[Saved entries]:
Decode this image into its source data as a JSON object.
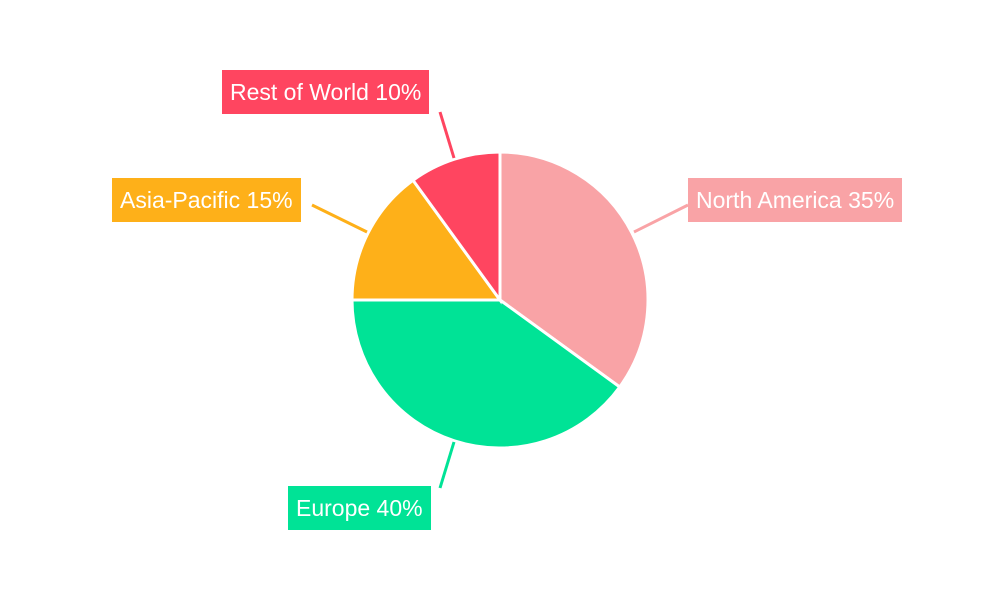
{
  "chart_data": {
    "type": "pie",
    "categories": [
      "North America",
      "Europe",
      "Asia-Pacific",
      "Rest of World"
    ],
    "values": [
      35,
      40,
      15,
      10
    ],
    "labels": [
      "North America 35%",
      "Europe 40%",
      "Asia-Pacific 15%",
      "Rest of World 10%"
    ],
    "colors": [
      "#f9a3a6",
      "#00e396",
      "#feb019",
      "#ff4560"
    ],
    "start_angle": "top, clockwise",
    "legend": "none",
    "title": ""
  }
}
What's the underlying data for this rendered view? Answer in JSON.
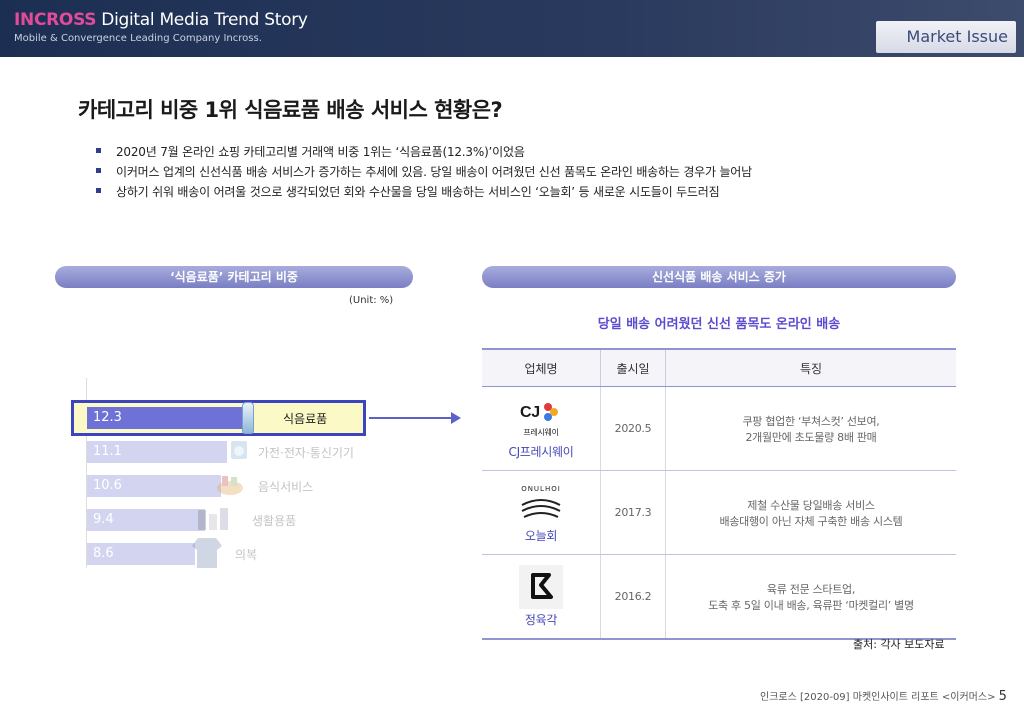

[Description of the task]: Transcribe the whole listing exactly. Pictures stay out of your copy.

[Task answer]:
Decode this image into its source data as a JSON object.
{
  "chart_data": {
    "type": "pie",
    "categories": [
      "North America",
      "Europe",
      "Asia-Pacific",
      "Rest of World"
    ],
    "values": [
      35,
      40,
      15,
      10
    ],
    "labels": [
      "North America 35%",
      "Europe 40%",
      "Asia-Pacific 15%",
      "Rest of World 10%"
    ],
    "colors": [
      "#f9a3a6",
      "#00e396",
      "#feb019",
      "#ff4560"
    ],
    "start_angle": "top, clockwise",
    "legend": "none",
    "title": ""
  }
}
What's the underlying data for this rendered view? Answer in JSON.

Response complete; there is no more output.